TASK DETAILS
Search the records below for the word "years". Pull out each line that has it.

TASK INPUTS

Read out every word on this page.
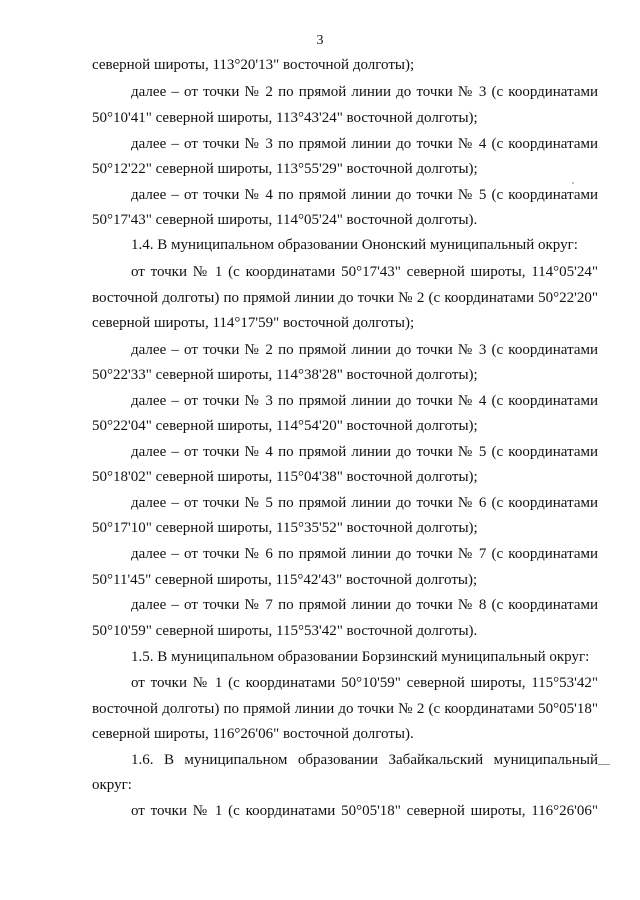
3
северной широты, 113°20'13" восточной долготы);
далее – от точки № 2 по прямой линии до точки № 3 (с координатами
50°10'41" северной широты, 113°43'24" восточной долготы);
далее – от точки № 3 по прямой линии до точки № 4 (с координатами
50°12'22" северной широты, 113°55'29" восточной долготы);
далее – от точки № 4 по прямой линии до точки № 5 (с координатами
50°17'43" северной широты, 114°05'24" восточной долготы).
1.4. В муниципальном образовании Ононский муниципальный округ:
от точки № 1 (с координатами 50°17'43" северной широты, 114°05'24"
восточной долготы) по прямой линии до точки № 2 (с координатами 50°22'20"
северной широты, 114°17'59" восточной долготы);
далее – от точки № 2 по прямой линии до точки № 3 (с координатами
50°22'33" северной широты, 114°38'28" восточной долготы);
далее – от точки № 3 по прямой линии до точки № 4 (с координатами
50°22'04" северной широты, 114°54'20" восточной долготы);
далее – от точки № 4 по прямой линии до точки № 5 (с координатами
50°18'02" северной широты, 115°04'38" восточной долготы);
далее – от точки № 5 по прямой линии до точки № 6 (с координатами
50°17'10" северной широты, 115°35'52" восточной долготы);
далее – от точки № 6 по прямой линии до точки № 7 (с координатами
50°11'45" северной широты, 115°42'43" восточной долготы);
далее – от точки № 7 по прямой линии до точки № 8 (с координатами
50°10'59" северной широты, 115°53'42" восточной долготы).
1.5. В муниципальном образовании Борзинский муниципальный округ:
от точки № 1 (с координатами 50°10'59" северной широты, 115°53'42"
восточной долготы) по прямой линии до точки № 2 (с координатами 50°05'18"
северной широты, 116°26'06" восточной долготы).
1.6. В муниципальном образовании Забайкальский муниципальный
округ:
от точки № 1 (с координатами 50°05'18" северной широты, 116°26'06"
* * *
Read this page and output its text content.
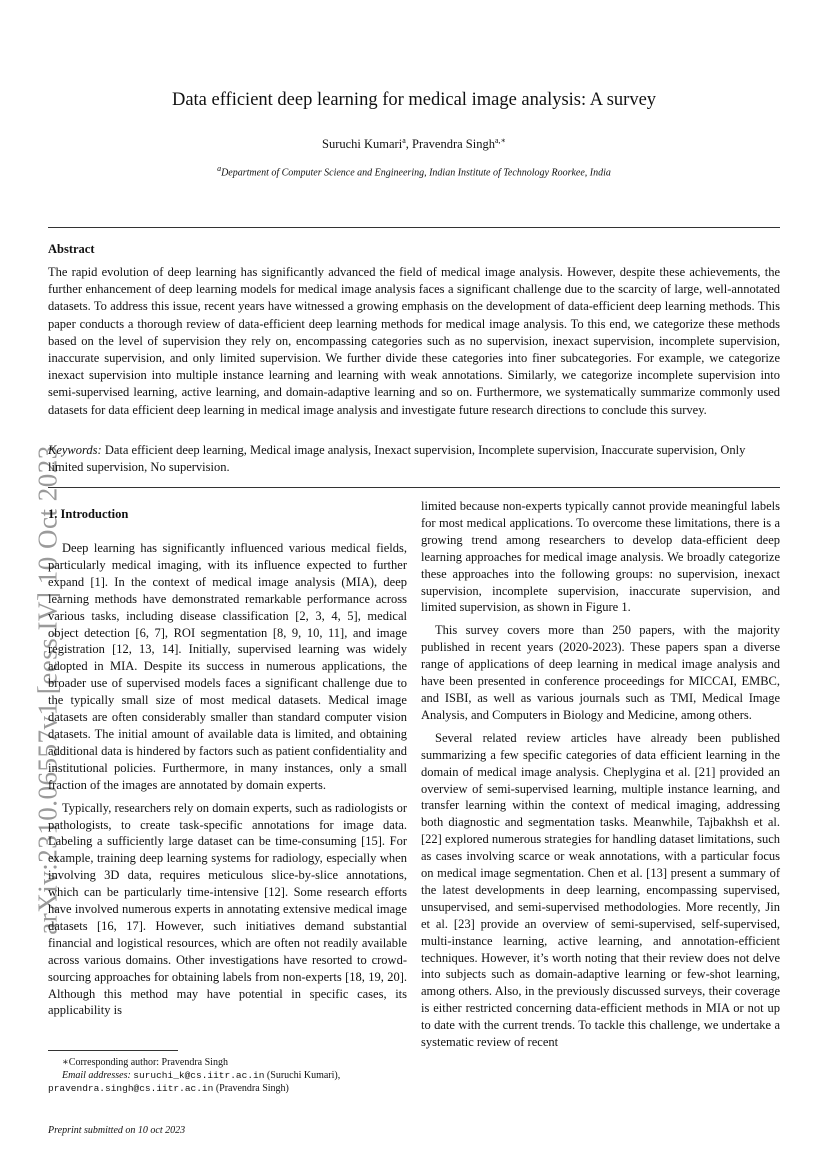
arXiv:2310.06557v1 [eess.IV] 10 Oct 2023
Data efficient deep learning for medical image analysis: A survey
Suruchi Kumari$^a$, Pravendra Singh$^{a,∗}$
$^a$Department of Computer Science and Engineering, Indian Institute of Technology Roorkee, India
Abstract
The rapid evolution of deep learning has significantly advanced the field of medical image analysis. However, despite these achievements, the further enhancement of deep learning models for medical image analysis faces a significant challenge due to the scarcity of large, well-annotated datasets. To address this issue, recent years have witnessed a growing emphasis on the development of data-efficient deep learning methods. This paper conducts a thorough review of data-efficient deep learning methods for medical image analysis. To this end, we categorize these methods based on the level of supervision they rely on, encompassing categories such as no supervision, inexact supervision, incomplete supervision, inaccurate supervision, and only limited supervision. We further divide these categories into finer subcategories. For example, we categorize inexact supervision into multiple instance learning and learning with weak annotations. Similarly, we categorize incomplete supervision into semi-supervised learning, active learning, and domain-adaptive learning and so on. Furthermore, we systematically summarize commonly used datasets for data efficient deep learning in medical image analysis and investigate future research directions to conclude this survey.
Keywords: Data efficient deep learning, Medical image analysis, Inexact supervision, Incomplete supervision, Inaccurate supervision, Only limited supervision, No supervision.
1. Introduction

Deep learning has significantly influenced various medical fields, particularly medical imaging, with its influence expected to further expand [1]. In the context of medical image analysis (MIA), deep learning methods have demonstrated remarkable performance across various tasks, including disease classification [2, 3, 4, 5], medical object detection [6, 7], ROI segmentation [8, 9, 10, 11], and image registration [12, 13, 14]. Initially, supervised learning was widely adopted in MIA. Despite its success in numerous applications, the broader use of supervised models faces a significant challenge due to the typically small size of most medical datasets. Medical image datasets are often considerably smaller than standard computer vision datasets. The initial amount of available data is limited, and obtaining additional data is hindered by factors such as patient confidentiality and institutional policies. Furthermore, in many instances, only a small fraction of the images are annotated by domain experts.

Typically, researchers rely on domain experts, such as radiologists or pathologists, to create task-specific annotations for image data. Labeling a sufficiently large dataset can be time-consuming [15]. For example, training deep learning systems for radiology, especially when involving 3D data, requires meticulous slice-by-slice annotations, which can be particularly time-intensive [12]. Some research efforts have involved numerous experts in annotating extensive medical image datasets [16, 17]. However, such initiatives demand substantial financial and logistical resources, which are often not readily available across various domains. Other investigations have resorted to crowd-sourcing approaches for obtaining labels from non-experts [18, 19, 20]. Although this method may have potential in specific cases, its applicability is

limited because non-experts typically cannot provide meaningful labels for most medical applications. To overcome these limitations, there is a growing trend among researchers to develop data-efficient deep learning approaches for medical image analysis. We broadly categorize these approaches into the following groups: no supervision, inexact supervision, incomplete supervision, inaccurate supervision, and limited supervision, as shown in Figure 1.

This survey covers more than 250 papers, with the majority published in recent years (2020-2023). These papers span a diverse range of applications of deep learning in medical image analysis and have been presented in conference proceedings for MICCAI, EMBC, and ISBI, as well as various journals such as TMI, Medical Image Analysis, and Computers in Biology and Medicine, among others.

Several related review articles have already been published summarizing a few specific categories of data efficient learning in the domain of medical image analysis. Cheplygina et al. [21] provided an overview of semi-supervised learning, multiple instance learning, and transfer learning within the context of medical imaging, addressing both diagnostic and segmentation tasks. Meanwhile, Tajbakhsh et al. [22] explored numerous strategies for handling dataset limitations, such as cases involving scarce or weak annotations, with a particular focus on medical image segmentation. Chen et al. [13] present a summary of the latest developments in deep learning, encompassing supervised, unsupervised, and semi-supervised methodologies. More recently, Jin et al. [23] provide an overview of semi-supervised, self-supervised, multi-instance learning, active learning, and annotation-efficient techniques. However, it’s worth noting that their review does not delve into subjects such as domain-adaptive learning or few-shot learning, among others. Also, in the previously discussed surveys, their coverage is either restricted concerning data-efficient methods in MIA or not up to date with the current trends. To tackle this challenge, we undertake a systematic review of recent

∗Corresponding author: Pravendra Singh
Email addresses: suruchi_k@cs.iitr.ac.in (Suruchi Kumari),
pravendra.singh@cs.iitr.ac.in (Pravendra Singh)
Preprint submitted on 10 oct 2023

CORRECT OUTPUT
The rapid evolution of deep learning has significantly advanced the field of medical image analysis. However, despite these achievements, the further enhancement of deep learning models for medical image analysis faces a significant challenge due to the scarcity of large, well-annotated datasets. To address this issue, recent years have witnessed a growing emphasis on the development of data-efficient deep learning methods. This paper conducts a thorough review of data-efficient deep learning methods for medical image analysis. To this end, we categorize these methods based on the level of supervision they rely on, encompassing categories such as no supervision, inexact supervision, incomplete supervision, inaccurate supervision, and only limited supervision. We further divide these categories into finer subcategories. For example, we categorize inexact supervision into multiple instance learning and learning with weak annotations. Similarly, we categorize incomplete supervision into semi-supervised learning, active learning, and domain-adaptive learning and so on. Furthermore, we systematically summarize commonly used datasets for data efficient deep learning in medical image analysis and investigate future research directions to conclude this survey.
This survey covers more than 250 papers, with the majority published in recent years (2020-2023). These papers span a diverse range of applications of deep learning in medical image analysis and have been presented in conference proceedings for MICCAI, EMBC, and ISBI, as well as various journals such as TMI, Medical Image Analysis, and Computers in Biology and Medicine, among others.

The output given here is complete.